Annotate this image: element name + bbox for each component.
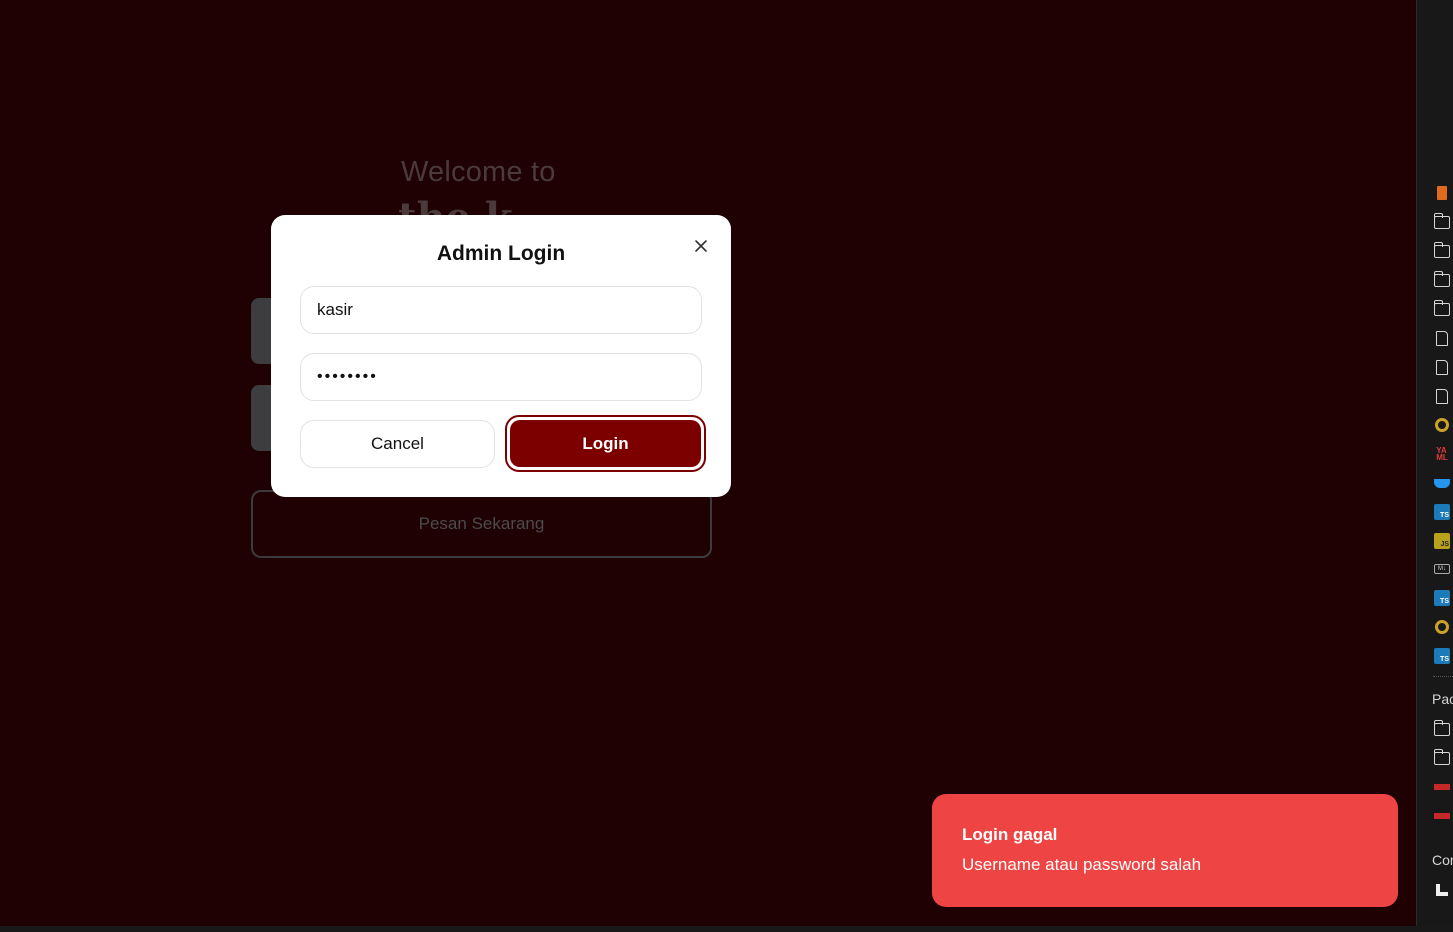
ts-icon[interactable]: TS: [1433, 503, 1451, 521]
folder-icon[interactable]: [1433, 299, 1451, 318]
yaml-icon[interactable]: YA ML: [1433, 445, 1451, 463]
admin-login-dialog: Admin Login Cancel Login: [271, 215, 731, 497]
login-button[interactable]: Login: [510, 420, 701, 467]
file-icon[interactable]: [1433, 358, 1451, 376]
docker-icon[interactable]: [1433, 474, 1451, 492]
html-icon[interactable]: [1433, 184, 1451, 202]
npm-icon[interactable]: [1433, 807, 1451, 825]
con-section-label[interactable]: Con: [1432, 852, 1453, 868]
ts-icon[interactable]: TS: [1433, 589, 1451, 607]
folder-icon[interactable]: [1433, 719, 1451, 738]
toast-message: Username atau password salah: [962, 855, 1202, 874]
file-icon[interactable]: [1433, 387, 1451, 405]
close-icon[interactable]: [690, 235, 712, 257]
status-bar: [0, 926, 1453, 932]
username-input[interactable]: [300, 286, 702, 334]
separator: [1433, 676, 1453, 677]
ring-icon[interactable]: [1433, 416, 1451, 434]
packages-section-label[interactable]: Pac: [1432, 691, 1453, 707]
login-button-focus-ring: Login: [505, 415, 706, 472]
error-toast[interactable]: Login gagal Username atau password salah: [932, 794, 1398, 907]
ring-icon[interactable]: [1433, 618, 1451, 636]
npm-icon[interactable]: [1433, 778, 1451, 796]
folder-icon[interactable]: [1433, 212, 1451, 231]
welcome-heading: Welcome to: [401, 156, 556, 188]
cancel-button[interactable]: Cancel: [300, 420, 495, 468]
password-input[interactable]: [300, 353, 702, 401]
js-icon[interactable]: JS: [1433, 532, 1451, 550]
explorer-sidebar: YAML TS JS M↓ TS TS Pac Con: [1416, 0, 1453, 932]
markdown-icon[interactable]: M↓: [1433, 560, 1451, 578]
file-icon[interactable]: [1433, 329, 1451, 347]
dialog-title: Admin Login: [436, 242, 566, 265]
folder-icon[interactable]: [1433, 270, 1451, 289]
brand-heading-obscured: the k: [398, 194, 513, 216]
order-now-button[interactable]: Pesan Sekarang: [251, 490, 712, 558]
toast-title: Login gagal: [962, 825, 1058, 844]
folder-icon[interactable]: [1433, 748, 1451, 767]
graph-icon[interactable]: [1433, 881, 1451, 899]
ts-icon[interactable]: TS: [1433, 647, 1451, 665]
folder-icon[interactable]: [1433, 241, 1451, 260]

- [WRITTEN EXERCISE]: Copy every line of the data above into your answer word for word, and leave out the pictures.

- [EXPECTED ANSWER]:
Annotate this image: element name + bbox for each component.
ts-icon[interactable]: TS: [1433, 503, 1451, 521]
folder-icon[interactable]: [1433, 299, 1451, 318]
yaml-icon[interactable]: YA ML: [1433, 445, 1451, 463]
admin-login-dialog: Admin Login Cancel Login: [271, 215, 731, 497]
login-button[interactable]: Login: [510, 420, 701, 467]
file-icon[interactable]: [1433, 358, 1451, 376]
docker-icon[interactable]: [1433, 474, 1451, 492]
html-icon[interactable]: [1433, 184, 1451, 202]
npm-icon[interactable]: [1433, 807, 1451, 825]
con-section-label[interactable]: Con: [1432, 852, 1453, 868]
ts-icon[interactable]: TS: [1433, 589, 1451, 607]
folder-icon[interactable]: [1433, 719, 1451, 738]
toast-message: Username atau password salah: [962, 855, 1202, 874]
file-icon[interactable]: [1433, 387, 1451, 405]
close-icon[interactable]: [690, 235, 712, 257]
status-bar: [0, 926, 1453, 932]
username-input[interactable]: [300, 286, 702, 334]
separator: [1433, 676, 1453, 677]
ring-icon[interactable]: [1433, 416, 1451, 434]
packages-section-label[interactable]: Pac: [1432, 691, 1453, 707]
login-button-focus-ring: Login: [505, 415, 706, 472]
error-toast[interactable]: Login gagal Username atau password salah: [932, 794, 1398, 907]
ring-icon[interactable]: [1433, 618, 1451, 636]
npm-icon[interactable]: [1433, 778, 1451, 796]
folder-icon[interactable]: [1433, 212, 1451, 231]
welcome-heading: Welcome to: [401, 156, 556, 188]
cancel-button[interactable]: Cancel: [300, 420, 495, 468]
password-input[interactable]: [300, 353, 702, 401]
js-icon[interactable]: JS: [1433, 532, 1451, 550]
explorer-sidebar: YAML TS JS M↓ TS TS Pac Con: [1416, 0, 1453, 932]
markdown-icon[interactable]: M↓: [1433, 560, 1451, 578]
file-icon[interactable]: [1433, 329, 1451, 347]
dialog-title: Admin Login: [436, 242, 566, 265]
folder-icon[interactable]: [1433, 270, 1451, 289]
brand-heading-obscured: the k: [398, 194, 513, 216]
order-now-button[interactable]: Pesan Sekarang: [251, 490, 712, 558]
toast-title: Login gagal: [962, 825, 1058, 844]
folder-icon[interactable]: [1433, 748, 1451, 767]
graph-icon[interactable]: [1433, 881, 1451, 899]
ts-icon[interactable]: TS: [1433, 647, 1451, 665]
folder-icon[interactable]: [1433, 241, 1451, 260]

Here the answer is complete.